-- EXERCISE --
Transcribe the listing verbatim. Do not carry over any pictures.

Data entries
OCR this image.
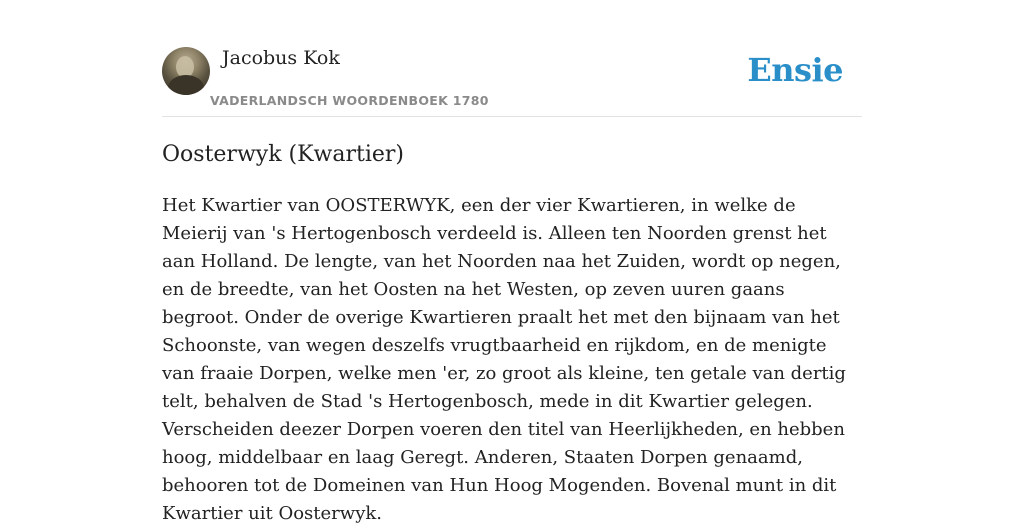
Jacobus Kok
VADERLANDSCH WOORDENBOEK 1780
Ensie
Oosterwyk (Kwartier)

Het Kwartier van OOSTERWYK, een der vier Kwartieren, in welke de Meierij van 's Hertogenbosch verdeeld is. Alleen ten Noorden grenst het aan Holland. De lengte, van het Noorden naa het Zuiden, wordt op negen, en de breedte, van het Oosten na het Westen, op zeven uuren gaans begroot. Onder de overige Kwartieren praalt het met den bijnaam van het Schoonste, van wegen deszelfs vrugtbaarheid en rijkdom, en de menigte van fraaie Dorpen, welke men 'er, zo groot als kleine, ten getale van dertig telt, behalven de Stad 's Hertogenbosch, mede in dit Kwartier gelegen. Verscheiden deezer Dorpen voeren den titel van Heerlijkheden, en hebben hoog, middelbaar en laag Geregt. Anderen, Staaten Dorpen genaamd, behooren tot de Domeinen van Hun Hoog Mogenden. Bovenal munt in dit Kwartier uit Oosterwyk.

-- RESULT FOR THIS TASK --
OCR this image.
Jacobus Kok
VADERLANDSCH WOORDENBOEK 1780
Ensie
Oosterwyk (Kwartier)

Het Kwartier van OOSTERWYK, een der vier Kwartieren, in welke de Meierij van 's Hertogenbosch verdeeld is. Alleen ten Noorden grenst het aan Holland. De lengte, van het Noorden naa het Zuiden, wordt op negen, en de breedte, van het Oosten na het Westen, op zeven uuren gaans begroot. Onder de overige Kwartieren praalt het met den bijnaam van het Schoonste, van wegen deszelfs vrugtbaarheid en rijkdom, en de menigte van fraaie Dorpen, welke men 'er, zo groot als kleine, ten getale van dertig telt, behalven de Stad 's Hertogenbosch, mede in dit Kwartier gelegen. Verscheiden deezer Dorpen voeren den titel van Heerlijkheden, en hebben hoog, middelbaar en laag Geregt. Anderen, Staaten Dorpen genaamd, behooren tot de Domeinen van Hun Hoog Mogenden. Bovenal munt in dit Kwartier uit Oosterwyk.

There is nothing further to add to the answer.